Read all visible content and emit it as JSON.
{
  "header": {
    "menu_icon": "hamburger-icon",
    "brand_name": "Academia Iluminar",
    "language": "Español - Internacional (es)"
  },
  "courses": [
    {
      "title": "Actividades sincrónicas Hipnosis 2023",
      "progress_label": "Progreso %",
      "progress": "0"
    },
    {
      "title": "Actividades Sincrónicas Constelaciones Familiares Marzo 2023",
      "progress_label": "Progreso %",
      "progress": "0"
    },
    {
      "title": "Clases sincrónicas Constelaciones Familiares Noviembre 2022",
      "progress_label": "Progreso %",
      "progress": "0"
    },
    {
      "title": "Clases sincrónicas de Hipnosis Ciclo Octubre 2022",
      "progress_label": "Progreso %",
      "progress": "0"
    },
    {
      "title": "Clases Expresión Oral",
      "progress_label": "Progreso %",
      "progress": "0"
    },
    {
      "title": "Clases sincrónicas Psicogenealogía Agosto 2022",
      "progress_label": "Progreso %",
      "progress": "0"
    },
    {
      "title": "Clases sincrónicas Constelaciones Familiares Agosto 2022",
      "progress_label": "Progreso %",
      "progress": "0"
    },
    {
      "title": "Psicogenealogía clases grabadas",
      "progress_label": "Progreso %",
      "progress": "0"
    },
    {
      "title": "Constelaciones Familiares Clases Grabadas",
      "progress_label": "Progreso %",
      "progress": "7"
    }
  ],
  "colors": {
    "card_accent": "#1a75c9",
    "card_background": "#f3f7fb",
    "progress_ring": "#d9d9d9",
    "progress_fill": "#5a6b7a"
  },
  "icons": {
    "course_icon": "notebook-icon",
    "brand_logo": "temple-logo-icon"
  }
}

--

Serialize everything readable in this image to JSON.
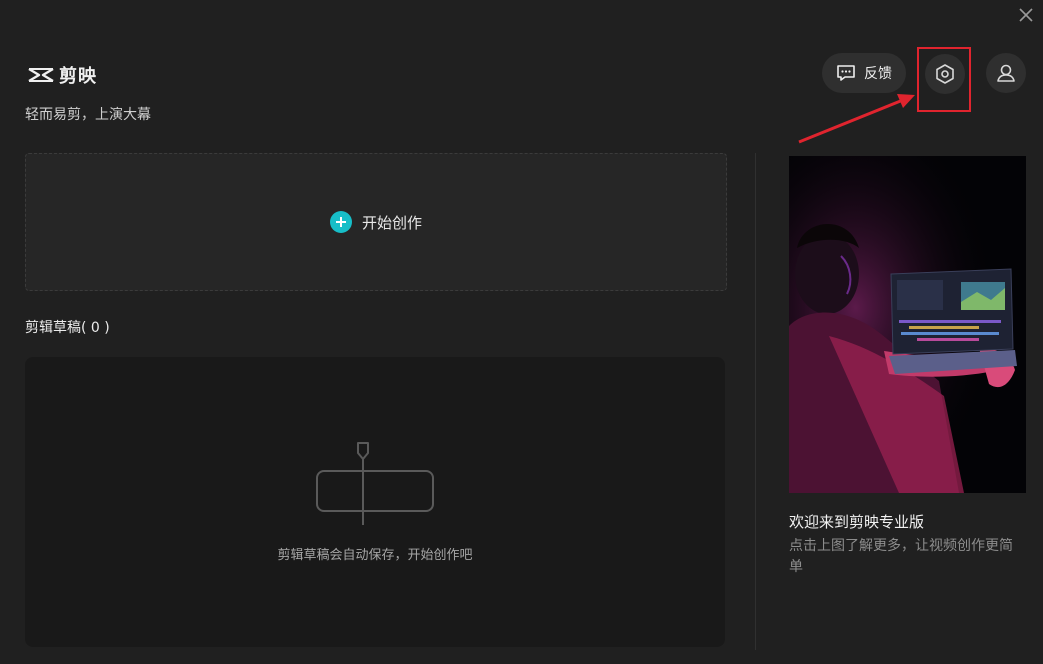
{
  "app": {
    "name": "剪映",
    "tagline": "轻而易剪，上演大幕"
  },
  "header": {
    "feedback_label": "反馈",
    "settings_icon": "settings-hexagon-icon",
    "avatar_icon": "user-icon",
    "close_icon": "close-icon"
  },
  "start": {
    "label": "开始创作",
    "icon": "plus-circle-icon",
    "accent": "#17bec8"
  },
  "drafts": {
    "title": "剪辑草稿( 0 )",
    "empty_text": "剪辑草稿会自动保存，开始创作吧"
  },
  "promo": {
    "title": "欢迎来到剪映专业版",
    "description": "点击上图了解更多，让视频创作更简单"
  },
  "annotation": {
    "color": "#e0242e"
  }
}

Objective: From the entries above, copy out every line where the string "Psicogenealogía" appears.

Response to the exercise:
      "title": "Clases sincrónicas Psicogenealogía Agosto 2022",
      "title": "Psicogenealogía clases grabadas",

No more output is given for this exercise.